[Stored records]

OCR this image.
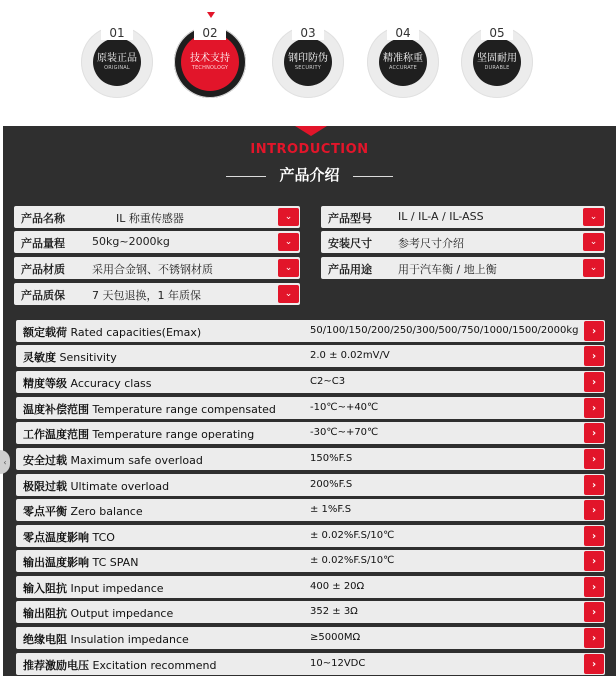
原装正品
ORIGINAL
01
技术支持
TECHNOLOGY
02
钢印防伪
SECURITY
03
精准称重
ACCURATE
04
坚固耐用
DURABLE
05
INTRODUCTION
产品介绍
产品名称	IL 称重传感器	⌄	产品型号 IL / IL-A / IL-ASS	⌄
产品量程 50kg~2000kg	⌄	安装尺寸 参考尺寸介绍	⌄
产品材质 采用合金钢、不锈钢材质	⌄	产品用途 用于汽车衡 / 地上衡	⌄
产品质保 7 天包退换，1 年质保	⌄
额定载荷 Rated capacities(Emax)	50/100/150/200/250/300/500/750/1000/1500/2000kg	›
灵敏度 Sensitivity	2.0 ± 0.02mV/V	›
精度等级 Accuracy class	C2~C3	›
温度补偿范围 Temperature range compensated	-10℃~+40℃	›
工作温度范围 Temperature range operating	-30℃~+70℃	›
安全过载 Maximum safe overload	150%F.S	›
极限过载 Ultimate overload	200%F.S	›
零点平衡 Zero balance	± 1%F.S	›
零点温度影响 TCO	± 0.02%F.S/10℃	›
输出温度影响 TC SPAN	± 0.02%F.S/10℃	›
输入阻抗 Input impedance	400 ± 20Ω	›
输出阻抗 Output impedance	352 ± 3Ω	›
绝缘电阻 Insulation impedance	≥5000MΩ	›
推荐激励电压 Excitation recommend	10~12VDC	›
‹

_PROMPT_: Skip every picture and transcribe the data above exactly.

_THE SOLUTION_:
OCR this image.
原装正品
ORIGINAL
01
技术支持
TECHNOLOGY
02
钢印防伪
SECURITY
03
精准称重
ACCURATE
04
坚固耐用
DURABLE
05
INTRODUCTION
产品介绍
产品名称	IL 称重传感器	⌄	产品型号 IL / IL-A / IL-ASS	⌄
产品量程 50kg~2000kg	⌄	安装尺寸 参考尺寸介绍	⌄
产品材质 采用合金钢、不锈钢材质	⌄	产品用途 用于汽车衡 / 地上衡	⌄
产品质保 7 天包退换，1 年质保	⌄
额定载荷 Rated capacities(Emax)	50/100/150/200/250/300/500/750/1000/1500/2000kg	›
灵敏度 Sensitivity	2.0 ± 0.02mV/V	›
精度等级 Accuracy class	C2~C3	›
温度补偿范围 Temperature range compensated	-10℃~+40℃	›
工作温度范围 Temperature range operating	-30℃~+70℃	›
安全过载 Maximum safe overload	150%F.S	›
极限过载 Ultimate overload	200%F.S	›
零点平衡 Zero balance	± 1%F.S	›
零点温度影响 TCO	± 0.02%F.S/10℃	›
输出温度影响 TC SPAN	± 0.02%F.S/10℃	›
输入阻抗 Input impedance	400 ± 20Ω	›
输出阻抗 Output impedance	352 ± 3Ω	›
绝缘电阻 Insulation impedance	≥5000MΩ	›
推荐激励电压 Excitation recommend	10~12VDC	›
‹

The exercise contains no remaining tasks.